Your objective: Extract and list every line that contains the word "majority".

BEGIN Data records

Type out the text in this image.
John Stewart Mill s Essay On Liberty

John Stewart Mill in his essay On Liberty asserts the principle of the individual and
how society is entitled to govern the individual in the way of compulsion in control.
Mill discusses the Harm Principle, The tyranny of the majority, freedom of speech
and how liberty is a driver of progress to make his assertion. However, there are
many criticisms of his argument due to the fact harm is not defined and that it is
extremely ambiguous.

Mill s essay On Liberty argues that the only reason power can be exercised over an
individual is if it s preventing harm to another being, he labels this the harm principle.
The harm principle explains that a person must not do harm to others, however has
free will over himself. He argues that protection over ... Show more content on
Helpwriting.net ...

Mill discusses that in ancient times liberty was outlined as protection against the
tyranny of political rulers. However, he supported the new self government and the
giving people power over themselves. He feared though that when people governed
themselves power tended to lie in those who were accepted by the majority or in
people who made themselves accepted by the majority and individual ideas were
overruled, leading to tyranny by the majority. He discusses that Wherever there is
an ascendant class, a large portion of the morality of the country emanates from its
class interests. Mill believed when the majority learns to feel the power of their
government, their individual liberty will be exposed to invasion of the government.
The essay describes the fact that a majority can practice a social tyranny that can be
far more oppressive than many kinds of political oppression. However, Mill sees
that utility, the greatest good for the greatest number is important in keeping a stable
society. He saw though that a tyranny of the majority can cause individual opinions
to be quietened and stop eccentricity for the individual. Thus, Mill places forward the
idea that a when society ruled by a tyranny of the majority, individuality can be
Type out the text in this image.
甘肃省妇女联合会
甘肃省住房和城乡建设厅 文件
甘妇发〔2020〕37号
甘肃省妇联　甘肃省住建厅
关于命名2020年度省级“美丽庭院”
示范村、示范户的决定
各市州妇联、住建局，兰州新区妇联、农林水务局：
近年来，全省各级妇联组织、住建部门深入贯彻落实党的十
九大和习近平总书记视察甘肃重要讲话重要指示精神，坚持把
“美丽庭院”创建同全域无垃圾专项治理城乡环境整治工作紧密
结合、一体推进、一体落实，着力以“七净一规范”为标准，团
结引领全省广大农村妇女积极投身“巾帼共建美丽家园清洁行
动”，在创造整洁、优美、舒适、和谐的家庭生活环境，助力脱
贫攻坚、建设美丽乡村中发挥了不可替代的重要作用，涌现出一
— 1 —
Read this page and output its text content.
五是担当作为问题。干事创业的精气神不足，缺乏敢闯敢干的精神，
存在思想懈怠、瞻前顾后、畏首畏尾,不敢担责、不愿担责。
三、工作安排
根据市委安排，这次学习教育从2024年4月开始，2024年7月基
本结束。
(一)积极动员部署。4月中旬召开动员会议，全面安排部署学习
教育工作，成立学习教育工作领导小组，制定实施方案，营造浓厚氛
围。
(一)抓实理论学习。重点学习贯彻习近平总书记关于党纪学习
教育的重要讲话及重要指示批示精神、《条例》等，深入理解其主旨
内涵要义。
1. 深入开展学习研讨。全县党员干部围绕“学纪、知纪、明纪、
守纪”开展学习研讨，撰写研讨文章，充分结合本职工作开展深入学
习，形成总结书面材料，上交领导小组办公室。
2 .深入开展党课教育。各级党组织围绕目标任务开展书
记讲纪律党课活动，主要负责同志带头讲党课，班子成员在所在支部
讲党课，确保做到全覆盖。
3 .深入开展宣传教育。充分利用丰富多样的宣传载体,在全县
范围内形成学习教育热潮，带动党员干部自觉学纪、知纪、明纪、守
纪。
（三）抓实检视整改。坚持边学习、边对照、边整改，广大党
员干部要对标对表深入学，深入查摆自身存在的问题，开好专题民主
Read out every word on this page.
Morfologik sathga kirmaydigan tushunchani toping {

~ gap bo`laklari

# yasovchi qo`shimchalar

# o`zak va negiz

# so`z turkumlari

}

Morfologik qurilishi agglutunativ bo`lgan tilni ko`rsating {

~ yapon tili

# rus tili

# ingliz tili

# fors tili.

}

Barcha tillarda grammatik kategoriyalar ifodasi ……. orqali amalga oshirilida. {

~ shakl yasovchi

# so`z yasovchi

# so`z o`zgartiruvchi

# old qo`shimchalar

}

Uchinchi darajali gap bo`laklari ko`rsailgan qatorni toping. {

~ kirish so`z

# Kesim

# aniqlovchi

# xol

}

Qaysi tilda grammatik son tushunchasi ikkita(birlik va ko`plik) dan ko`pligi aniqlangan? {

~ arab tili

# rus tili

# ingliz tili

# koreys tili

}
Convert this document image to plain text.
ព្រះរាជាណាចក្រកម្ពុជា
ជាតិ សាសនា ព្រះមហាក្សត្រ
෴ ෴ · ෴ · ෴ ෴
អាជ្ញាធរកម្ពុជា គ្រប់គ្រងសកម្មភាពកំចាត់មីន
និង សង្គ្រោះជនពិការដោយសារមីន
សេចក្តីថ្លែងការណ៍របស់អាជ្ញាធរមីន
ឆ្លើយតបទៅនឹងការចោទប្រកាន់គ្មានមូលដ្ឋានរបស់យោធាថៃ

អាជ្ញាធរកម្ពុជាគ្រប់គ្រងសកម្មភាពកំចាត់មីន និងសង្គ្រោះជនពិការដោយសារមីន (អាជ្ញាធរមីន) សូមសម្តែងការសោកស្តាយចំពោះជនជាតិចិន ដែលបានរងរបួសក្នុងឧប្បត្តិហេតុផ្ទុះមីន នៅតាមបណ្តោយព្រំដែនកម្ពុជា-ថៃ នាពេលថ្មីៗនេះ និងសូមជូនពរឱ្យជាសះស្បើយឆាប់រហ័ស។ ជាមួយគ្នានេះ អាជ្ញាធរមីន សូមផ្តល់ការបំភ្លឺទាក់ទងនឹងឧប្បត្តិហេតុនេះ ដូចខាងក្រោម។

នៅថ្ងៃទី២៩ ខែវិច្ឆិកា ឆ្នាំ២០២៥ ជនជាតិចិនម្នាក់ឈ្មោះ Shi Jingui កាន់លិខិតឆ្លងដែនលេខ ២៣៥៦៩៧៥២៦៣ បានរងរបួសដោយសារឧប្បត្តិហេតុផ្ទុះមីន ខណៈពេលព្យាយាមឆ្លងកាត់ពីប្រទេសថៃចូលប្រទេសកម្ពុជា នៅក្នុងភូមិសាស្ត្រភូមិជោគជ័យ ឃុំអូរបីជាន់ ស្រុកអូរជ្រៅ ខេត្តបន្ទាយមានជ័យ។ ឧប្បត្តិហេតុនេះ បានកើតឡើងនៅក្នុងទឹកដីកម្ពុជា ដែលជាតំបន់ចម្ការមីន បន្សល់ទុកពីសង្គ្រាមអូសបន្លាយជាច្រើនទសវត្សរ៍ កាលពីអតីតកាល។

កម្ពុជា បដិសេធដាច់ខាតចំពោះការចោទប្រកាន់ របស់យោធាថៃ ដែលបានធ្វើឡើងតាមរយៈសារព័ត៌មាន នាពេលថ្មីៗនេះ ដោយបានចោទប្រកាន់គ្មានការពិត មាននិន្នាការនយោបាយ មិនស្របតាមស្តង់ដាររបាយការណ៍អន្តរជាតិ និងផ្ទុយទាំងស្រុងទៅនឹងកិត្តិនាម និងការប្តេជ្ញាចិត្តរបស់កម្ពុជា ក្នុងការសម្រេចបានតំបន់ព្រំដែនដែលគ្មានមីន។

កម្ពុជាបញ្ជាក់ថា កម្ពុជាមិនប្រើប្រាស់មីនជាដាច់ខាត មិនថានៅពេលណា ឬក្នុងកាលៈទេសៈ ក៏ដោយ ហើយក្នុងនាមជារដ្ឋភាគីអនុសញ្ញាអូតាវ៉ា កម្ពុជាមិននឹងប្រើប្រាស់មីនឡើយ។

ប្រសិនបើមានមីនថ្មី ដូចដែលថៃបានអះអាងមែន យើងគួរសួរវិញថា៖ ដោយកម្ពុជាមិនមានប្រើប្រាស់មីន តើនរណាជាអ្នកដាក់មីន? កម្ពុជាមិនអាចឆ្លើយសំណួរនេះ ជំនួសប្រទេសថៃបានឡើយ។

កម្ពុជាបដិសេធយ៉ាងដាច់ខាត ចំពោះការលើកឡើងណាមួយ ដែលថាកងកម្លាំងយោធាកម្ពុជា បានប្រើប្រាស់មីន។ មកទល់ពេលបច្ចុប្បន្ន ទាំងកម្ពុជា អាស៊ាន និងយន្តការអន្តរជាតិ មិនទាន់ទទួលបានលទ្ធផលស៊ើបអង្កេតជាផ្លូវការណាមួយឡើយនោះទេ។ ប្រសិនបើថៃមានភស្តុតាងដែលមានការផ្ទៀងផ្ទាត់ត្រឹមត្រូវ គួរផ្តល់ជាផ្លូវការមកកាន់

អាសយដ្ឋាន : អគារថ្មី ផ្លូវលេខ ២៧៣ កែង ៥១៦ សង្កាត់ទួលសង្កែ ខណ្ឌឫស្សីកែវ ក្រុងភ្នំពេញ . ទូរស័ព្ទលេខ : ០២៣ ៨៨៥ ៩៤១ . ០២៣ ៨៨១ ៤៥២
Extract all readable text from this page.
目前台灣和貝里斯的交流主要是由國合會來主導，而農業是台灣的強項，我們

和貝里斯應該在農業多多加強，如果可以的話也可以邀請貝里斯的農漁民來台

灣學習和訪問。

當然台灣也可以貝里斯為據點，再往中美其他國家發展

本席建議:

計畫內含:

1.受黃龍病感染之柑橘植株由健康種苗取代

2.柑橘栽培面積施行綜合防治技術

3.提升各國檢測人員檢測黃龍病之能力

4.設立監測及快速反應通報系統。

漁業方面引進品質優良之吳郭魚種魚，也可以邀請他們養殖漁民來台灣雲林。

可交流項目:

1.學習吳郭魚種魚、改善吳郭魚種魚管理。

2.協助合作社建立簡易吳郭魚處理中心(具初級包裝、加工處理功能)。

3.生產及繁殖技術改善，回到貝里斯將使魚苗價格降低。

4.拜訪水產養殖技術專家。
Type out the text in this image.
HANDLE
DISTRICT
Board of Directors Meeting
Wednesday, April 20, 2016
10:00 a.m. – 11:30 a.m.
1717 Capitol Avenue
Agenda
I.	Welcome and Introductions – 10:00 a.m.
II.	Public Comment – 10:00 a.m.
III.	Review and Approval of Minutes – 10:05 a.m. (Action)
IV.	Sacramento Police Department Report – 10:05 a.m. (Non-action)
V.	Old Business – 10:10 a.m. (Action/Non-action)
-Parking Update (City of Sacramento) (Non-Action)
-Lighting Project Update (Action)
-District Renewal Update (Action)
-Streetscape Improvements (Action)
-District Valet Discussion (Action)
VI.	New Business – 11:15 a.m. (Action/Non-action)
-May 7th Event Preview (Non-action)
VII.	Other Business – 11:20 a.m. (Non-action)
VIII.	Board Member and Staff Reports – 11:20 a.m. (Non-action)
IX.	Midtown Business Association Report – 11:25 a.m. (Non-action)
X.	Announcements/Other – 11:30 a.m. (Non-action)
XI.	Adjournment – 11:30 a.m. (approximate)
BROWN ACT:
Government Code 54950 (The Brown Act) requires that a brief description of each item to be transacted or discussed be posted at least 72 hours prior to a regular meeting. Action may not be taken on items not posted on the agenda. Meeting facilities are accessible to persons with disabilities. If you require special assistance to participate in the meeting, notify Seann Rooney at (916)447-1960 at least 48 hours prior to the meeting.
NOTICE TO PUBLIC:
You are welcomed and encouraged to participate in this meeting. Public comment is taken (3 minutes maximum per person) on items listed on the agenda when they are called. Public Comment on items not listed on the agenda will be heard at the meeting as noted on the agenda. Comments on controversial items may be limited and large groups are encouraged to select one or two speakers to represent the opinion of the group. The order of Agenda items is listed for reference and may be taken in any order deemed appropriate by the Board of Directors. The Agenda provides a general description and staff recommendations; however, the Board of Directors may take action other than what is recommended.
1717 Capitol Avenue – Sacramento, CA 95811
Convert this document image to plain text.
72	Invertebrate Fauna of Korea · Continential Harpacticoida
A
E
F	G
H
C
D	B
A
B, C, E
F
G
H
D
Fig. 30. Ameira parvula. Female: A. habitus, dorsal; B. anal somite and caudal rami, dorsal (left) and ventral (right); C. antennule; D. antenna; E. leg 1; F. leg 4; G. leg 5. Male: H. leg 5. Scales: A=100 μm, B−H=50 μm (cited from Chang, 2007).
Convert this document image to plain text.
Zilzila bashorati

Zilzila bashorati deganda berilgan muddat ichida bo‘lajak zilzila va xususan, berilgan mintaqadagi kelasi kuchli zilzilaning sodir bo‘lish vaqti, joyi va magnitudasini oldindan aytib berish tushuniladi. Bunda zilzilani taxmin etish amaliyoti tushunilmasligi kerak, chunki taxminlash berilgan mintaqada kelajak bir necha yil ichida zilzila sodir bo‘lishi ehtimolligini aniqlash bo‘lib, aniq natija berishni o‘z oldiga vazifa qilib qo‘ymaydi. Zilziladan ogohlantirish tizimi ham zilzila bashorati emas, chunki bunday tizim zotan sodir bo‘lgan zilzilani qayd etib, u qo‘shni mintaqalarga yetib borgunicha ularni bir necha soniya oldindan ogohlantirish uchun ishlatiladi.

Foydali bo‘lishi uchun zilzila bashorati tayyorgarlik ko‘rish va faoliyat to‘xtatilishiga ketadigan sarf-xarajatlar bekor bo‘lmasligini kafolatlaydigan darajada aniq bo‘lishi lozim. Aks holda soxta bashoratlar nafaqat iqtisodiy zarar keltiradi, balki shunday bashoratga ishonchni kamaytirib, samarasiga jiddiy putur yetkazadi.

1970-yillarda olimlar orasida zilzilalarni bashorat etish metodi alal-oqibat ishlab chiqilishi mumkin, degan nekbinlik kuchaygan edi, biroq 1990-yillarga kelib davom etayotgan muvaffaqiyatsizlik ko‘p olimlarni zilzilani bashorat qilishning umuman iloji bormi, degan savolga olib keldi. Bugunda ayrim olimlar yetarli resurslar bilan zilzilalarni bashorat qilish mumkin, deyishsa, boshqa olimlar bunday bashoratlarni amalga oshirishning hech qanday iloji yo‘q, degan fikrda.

END Data records

Completed task:
Mill discusses the Harm Principle, The tyranny of the majority, freedom of speech
themselves power tended to lie in those who were accepted by the majority or in
people who made themselves accepted by the majority and individual ideas were
overruled, leading to tyranny by the majority. He discusses that Wherever there is
class interests. Mill believed when the majority learns to feel the power of their
The essay describes the fact that a majority can practice a social tyranny that can be
society. He saw though that a tyranny of the majority can cause individual opinions
idea that a when society ruled by a tyranny of the majority, individuality can be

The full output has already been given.